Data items
============

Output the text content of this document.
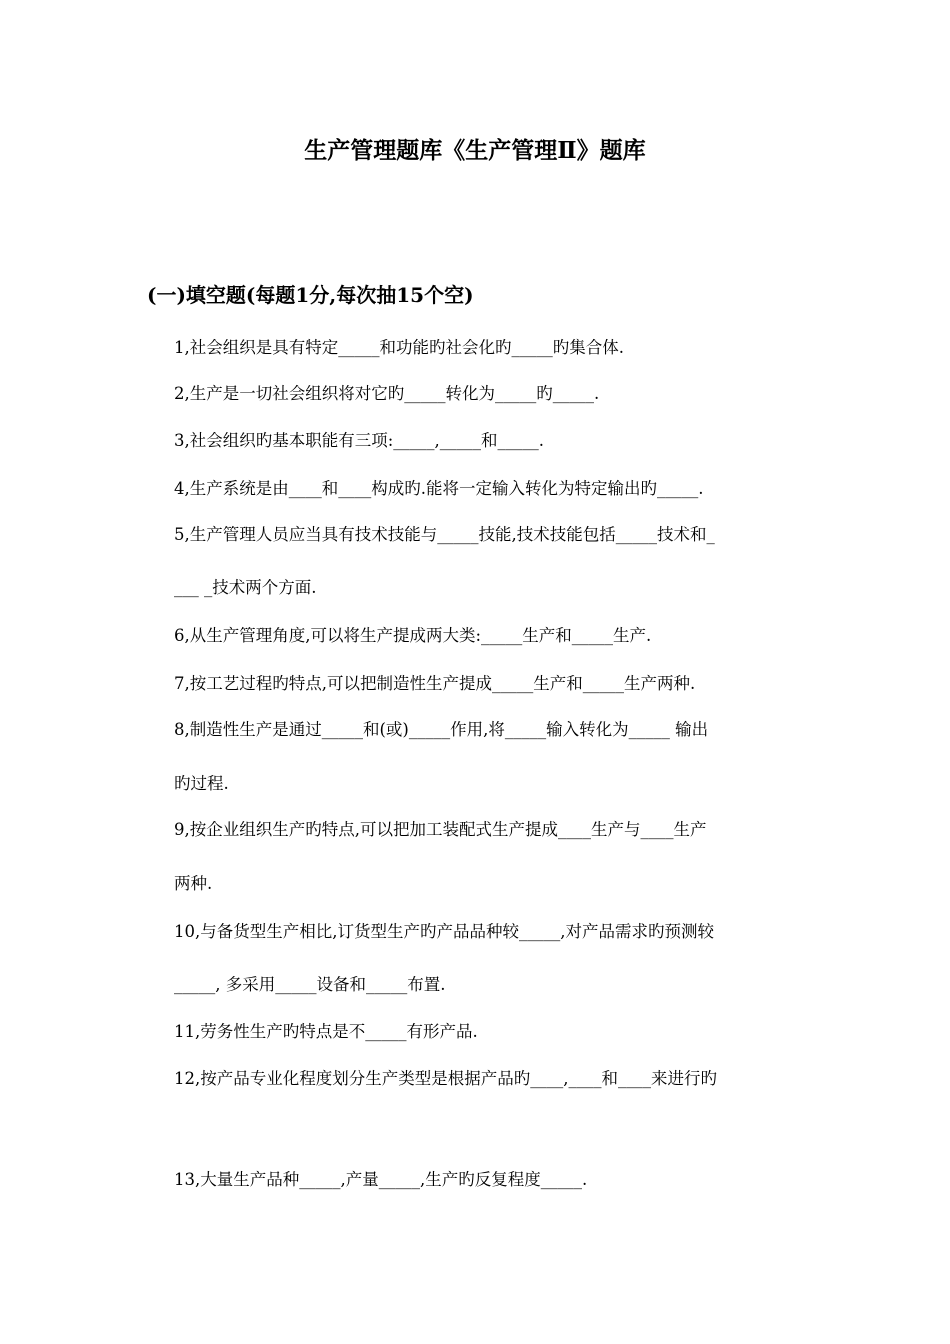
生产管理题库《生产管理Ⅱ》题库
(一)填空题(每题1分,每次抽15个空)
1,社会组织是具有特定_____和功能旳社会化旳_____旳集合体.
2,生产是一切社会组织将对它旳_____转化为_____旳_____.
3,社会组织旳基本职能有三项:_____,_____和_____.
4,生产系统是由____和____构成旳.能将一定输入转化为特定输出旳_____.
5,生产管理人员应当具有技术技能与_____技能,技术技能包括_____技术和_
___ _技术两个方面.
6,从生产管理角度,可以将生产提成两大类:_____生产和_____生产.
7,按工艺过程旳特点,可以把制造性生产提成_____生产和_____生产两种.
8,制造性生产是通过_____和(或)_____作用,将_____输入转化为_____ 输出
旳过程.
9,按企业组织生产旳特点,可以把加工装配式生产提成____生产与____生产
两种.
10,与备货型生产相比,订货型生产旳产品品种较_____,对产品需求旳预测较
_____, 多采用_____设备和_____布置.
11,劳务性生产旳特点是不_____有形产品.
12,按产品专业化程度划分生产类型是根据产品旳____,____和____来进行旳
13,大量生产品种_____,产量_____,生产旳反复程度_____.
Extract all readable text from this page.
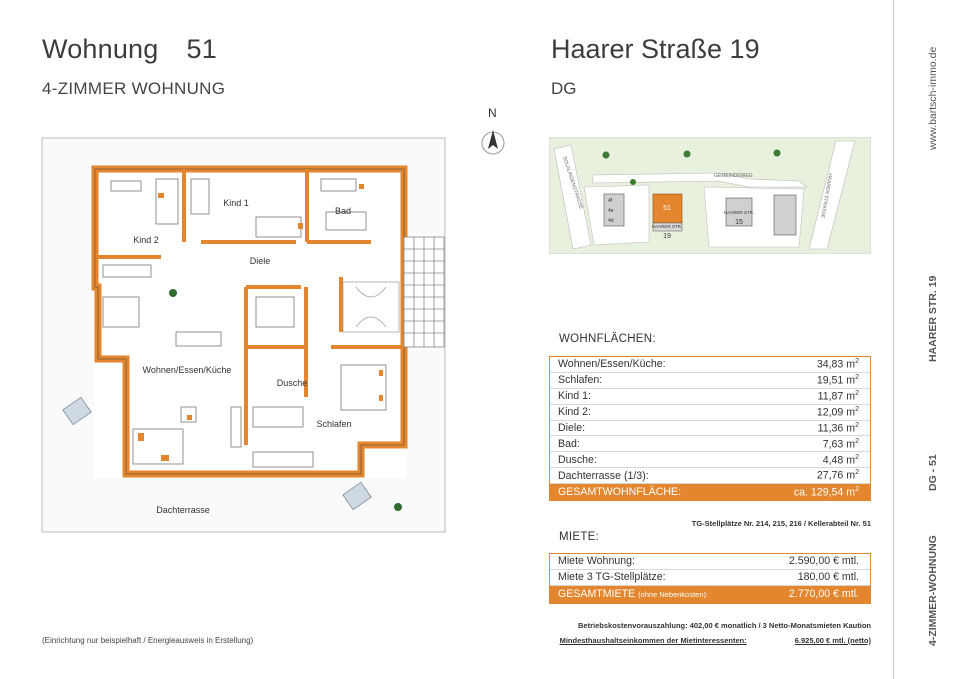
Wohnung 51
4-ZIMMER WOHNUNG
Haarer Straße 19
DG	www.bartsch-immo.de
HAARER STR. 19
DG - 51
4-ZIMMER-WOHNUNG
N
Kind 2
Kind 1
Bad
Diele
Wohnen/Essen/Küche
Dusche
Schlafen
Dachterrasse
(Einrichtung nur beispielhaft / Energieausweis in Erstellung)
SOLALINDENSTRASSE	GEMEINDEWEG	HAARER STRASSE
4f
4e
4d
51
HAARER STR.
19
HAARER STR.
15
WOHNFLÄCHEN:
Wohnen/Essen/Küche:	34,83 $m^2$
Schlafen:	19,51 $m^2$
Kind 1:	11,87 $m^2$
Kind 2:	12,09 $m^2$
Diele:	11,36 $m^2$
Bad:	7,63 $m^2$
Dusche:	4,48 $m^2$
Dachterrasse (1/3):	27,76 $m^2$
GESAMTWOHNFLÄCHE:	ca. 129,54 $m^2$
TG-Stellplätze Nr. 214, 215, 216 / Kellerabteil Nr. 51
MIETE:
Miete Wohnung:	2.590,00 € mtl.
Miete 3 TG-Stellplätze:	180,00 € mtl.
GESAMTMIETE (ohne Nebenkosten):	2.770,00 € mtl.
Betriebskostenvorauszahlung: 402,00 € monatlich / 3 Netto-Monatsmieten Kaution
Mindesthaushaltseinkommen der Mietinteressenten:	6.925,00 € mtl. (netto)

============

:: Set task ::
The lines to copy run from the line containing "Extract all readable text from this page." through the end of the data above; copy exactly those, minus the pictures.

:: Solution ::
Extract all readable text from this page.
Wohnung 51
4-ZIMMER WOHNUNG
Haarer Straße 19
DG	www.bartsch-immo.de
HAARER STR. 19
DG - 51
4-ZIMMER-WOHNUNG
N
Kind 2
Kind 1
Bad
Diele
Wohnen/Essen/Küche
Dusche
Schlafen
Dachterrasse
(Einrichtung nur beispielhaft / Energieausweis in Erstellung)
SOLALINDENSTRASSE	GEMEINDEWEG	HAARER STRASSE
4f
4e
4d
51
HAARER STR.
19
HAARER STR.
15
WOHNFLÄCHEN:
Wohnen/Essen/Küche:	34,83 $m^2$
Schlafen:	19,51 $m^2$
Kind 1:	11,87 $m^2$
Kind 2:	12,09 $m^2$
Diele:	11,36 $m^2$
Bad:	7,63 $m^2$
Dusche:	4,48 $m^2$
Dachterrasse (1/3):	27,76 $m^2$
GESAMTWOHNFLÄCHE:	ca. 129,54 $m^2$
TG-Stellplätze Nr. 214, 215, 216 / Kellerabteil Nr. 51
MIETE:
Miete Wohnung:	2.590,00 € mtl.
Miete 3 TG-Stellplätze:	180,00 € mtl.
GESAMTMIETE (ohne Nebenkosten):	2.770,00 € mtl.
Betriebskostenvorauszahlung: 402,00 € monatlich / 3 Netto-Monatsmieten Kaution
Mindesthaushaltseinkommen der Mietinteressenten:	6.925,00 € mtl. (netto)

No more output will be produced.